TASK PROMPT — Reproduce the entries below verbatim, from the line with "FancyBboxPatch shape [265,382,345,437]" through the line with "FancyBboxPatch shape [210,398,265,421]", including both of those lines.
++++++++++
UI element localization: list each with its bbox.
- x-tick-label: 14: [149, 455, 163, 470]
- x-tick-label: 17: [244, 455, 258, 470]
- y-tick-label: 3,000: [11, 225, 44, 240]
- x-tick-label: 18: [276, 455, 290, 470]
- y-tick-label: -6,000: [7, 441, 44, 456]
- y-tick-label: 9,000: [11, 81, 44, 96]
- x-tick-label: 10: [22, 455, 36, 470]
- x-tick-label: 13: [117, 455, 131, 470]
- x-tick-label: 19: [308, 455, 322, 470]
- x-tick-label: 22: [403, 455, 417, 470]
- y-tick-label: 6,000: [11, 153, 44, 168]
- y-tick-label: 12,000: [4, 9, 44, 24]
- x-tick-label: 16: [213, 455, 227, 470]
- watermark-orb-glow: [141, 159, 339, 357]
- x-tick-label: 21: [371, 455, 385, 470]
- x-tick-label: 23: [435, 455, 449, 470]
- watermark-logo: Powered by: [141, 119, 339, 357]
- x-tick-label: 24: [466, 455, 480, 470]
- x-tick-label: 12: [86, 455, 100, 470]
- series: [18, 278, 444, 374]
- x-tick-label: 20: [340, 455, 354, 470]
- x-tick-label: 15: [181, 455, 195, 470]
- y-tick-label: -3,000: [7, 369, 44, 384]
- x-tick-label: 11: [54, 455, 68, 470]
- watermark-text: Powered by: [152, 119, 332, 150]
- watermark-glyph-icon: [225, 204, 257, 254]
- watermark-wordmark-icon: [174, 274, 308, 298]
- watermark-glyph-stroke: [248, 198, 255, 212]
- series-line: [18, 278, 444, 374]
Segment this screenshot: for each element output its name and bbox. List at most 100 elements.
++++++++++
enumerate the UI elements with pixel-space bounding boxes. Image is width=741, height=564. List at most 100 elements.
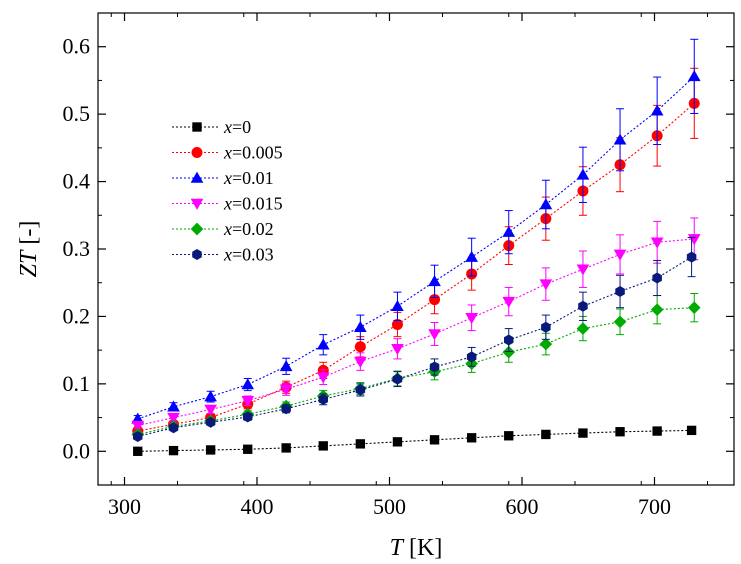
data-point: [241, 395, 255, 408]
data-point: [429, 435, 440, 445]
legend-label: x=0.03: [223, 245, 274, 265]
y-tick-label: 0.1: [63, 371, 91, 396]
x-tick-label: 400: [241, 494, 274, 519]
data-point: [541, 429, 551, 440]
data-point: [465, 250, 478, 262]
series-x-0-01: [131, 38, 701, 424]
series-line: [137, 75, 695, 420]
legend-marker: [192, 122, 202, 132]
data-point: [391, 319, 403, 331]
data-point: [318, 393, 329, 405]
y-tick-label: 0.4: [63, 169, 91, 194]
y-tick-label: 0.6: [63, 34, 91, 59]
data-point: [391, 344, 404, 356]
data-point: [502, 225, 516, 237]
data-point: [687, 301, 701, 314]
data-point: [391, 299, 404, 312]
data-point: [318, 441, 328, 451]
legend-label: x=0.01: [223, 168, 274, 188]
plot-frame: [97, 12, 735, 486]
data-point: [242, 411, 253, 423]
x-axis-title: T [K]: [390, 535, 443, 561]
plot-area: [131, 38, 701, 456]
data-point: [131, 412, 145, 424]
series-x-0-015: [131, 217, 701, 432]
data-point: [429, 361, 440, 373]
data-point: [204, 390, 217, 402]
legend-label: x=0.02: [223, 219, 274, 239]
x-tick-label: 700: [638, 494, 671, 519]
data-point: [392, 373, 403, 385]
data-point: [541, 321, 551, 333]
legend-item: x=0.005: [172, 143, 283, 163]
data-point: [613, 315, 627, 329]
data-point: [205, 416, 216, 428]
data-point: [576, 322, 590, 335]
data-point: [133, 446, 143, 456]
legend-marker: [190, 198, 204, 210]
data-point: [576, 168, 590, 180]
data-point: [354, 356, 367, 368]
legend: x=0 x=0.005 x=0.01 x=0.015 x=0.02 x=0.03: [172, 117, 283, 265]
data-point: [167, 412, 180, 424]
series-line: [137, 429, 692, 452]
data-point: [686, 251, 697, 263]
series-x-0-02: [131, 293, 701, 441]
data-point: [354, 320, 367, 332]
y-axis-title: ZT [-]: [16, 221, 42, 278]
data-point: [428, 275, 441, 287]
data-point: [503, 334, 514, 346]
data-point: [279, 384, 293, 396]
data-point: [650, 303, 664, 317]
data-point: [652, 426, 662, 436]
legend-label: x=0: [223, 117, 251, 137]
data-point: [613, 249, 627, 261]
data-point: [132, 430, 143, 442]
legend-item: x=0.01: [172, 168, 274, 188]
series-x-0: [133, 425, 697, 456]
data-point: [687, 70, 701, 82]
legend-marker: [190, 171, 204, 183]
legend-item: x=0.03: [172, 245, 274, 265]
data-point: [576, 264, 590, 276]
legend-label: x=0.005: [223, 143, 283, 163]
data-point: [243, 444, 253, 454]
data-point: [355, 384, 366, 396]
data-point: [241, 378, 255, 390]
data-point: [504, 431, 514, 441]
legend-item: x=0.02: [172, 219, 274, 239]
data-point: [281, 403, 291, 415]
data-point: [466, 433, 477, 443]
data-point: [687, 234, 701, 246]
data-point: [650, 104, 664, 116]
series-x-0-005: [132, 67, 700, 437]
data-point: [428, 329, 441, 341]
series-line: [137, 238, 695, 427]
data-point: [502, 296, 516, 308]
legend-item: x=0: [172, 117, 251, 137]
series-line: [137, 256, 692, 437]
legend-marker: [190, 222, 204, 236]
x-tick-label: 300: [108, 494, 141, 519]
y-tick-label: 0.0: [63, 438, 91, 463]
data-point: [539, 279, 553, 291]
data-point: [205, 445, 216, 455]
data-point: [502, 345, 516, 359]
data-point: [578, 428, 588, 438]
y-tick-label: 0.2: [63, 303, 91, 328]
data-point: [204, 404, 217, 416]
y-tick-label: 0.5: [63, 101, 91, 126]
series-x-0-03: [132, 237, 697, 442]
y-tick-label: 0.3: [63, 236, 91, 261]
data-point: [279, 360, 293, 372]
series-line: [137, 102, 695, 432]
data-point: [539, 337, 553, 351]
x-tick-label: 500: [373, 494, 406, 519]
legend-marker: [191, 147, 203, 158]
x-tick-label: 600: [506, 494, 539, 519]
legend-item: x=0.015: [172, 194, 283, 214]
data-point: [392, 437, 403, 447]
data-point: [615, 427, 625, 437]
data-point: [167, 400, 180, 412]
++++++++++
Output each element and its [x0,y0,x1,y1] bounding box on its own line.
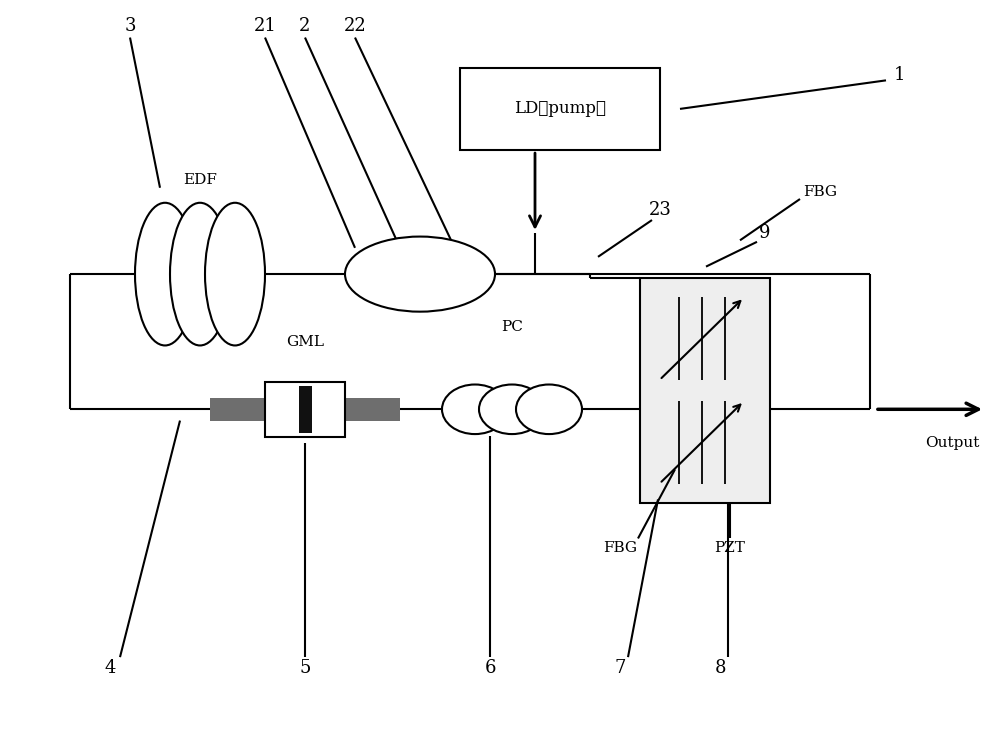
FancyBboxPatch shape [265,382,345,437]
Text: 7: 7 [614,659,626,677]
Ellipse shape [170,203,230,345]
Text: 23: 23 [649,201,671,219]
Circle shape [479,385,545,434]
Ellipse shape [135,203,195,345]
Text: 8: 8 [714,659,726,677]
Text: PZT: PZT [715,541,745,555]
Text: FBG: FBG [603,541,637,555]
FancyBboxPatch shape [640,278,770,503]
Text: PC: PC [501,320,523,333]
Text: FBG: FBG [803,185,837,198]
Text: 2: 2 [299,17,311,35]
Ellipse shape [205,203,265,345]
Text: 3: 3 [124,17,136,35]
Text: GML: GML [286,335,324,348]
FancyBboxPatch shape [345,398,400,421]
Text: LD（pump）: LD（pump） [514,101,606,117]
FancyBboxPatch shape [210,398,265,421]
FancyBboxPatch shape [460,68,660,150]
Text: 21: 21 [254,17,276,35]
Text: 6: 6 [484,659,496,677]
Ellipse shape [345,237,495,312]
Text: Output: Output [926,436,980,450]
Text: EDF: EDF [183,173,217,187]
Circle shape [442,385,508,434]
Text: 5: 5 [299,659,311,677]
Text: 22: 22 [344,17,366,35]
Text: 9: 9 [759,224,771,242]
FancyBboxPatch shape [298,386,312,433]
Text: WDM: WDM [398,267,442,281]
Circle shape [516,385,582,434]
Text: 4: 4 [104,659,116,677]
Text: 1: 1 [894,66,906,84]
++++++++++
RESPONSE —
FancyBboxPatch shape [265,382,345,437]
Text: 7: 7 [614,659,626,677]
Ellipse shape [170,203,230,345]
Text: 23: 23 [649,201,671,219]
Circle shape [479,385,545,434]
Ellipse shape [135,203,195,345]
Text: 8: 8 [714,659,726,677]
Text: PZT: PZT [715,541,745,555]
Text: FBG: FBG [603,541,637,555]
FancyBboxPatch shape [640,278,770,503]
Text: PC: PC [501,320,523,333]
Text: FBG: FBG [803,185,837,198]
Text: 2: 2 [299,17,311,35]
Ellipse shape [205,203,265,345]
Text: 3: 3 [124,17,136,35]
Text: GML: GML [286,335,324,348]
FancyBboxPatch shape [345,398,400,421]
Text: LD（pump）: LD（pump） [514,101,606,117]
FancyBboxPatch shape [210,398,265,421]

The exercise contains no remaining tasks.